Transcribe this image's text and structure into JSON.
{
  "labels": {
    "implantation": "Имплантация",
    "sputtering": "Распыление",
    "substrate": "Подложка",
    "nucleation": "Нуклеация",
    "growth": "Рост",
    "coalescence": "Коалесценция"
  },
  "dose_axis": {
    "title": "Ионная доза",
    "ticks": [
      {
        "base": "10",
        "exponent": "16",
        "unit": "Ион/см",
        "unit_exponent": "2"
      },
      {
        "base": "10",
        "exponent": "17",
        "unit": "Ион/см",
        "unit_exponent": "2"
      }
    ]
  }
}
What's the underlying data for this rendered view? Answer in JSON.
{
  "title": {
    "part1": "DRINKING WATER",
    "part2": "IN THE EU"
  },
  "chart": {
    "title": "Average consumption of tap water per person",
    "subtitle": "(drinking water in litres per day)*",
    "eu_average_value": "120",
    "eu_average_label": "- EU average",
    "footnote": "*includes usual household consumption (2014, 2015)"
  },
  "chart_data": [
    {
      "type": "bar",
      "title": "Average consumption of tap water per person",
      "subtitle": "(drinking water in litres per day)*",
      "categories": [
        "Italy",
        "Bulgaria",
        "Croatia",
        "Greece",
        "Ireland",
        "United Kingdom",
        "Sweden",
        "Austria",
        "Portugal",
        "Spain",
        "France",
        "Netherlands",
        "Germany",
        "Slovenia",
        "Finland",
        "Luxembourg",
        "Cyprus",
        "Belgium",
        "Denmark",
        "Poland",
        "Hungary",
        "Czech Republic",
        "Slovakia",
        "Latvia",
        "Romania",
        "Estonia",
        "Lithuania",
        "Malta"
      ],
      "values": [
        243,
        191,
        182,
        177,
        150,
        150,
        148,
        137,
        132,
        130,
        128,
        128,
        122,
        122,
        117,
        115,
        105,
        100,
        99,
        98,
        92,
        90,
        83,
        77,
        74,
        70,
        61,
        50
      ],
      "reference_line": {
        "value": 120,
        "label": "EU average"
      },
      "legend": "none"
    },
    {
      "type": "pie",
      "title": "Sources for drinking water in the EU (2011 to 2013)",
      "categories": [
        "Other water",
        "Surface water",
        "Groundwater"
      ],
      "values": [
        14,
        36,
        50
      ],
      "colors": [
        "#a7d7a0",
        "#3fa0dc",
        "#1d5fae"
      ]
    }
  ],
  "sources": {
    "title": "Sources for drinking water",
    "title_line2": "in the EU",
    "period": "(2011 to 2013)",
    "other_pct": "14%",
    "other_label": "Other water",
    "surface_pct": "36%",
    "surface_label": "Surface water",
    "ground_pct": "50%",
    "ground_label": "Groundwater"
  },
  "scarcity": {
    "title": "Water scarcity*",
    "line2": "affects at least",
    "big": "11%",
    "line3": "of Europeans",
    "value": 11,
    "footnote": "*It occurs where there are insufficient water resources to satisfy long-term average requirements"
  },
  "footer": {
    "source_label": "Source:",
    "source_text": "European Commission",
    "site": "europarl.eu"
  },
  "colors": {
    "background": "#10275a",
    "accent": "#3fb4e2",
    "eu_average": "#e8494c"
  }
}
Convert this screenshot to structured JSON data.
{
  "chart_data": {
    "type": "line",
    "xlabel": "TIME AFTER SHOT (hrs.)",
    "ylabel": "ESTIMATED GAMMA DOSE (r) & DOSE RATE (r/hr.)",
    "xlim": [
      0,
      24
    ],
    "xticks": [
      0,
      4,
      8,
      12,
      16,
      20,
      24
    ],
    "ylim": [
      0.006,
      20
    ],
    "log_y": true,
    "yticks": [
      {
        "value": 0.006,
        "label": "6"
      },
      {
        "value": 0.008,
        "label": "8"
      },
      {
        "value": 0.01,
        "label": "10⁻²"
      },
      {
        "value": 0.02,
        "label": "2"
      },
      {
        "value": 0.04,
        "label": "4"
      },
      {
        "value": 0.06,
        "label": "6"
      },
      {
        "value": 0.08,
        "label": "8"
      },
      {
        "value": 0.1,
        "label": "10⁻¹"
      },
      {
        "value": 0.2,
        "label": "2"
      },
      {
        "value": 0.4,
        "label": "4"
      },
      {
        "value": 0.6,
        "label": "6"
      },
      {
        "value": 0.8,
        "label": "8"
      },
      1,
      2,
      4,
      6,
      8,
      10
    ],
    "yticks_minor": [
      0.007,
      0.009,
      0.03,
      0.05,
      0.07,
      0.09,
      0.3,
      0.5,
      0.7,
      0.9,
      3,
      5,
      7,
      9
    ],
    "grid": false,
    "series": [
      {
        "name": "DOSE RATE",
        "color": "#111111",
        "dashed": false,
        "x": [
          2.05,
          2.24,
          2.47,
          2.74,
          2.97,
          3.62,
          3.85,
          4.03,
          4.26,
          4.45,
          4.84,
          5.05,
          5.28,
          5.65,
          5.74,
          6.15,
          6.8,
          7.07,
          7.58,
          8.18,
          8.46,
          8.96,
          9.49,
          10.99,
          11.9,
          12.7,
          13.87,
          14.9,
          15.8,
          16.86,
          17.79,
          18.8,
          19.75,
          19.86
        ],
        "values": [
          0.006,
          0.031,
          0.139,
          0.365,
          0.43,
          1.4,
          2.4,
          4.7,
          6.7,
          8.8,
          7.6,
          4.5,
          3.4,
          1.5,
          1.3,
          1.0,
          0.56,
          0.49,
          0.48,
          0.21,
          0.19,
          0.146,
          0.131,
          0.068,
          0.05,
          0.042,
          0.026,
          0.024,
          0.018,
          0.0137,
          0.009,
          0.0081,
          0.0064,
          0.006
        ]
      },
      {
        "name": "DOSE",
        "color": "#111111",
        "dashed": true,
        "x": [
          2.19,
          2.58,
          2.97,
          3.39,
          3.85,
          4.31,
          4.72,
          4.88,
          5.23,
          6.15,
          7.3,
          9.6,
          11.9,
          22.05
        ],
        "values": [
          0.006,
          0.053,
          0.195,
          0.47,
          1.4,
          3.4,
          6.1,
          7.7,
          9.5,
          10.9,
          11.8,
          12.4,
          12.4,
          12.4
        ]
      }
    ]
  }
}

============================================================

To be done: Provide solely the number of lines in the data that include the word "Groundwater".

Response to this task: 2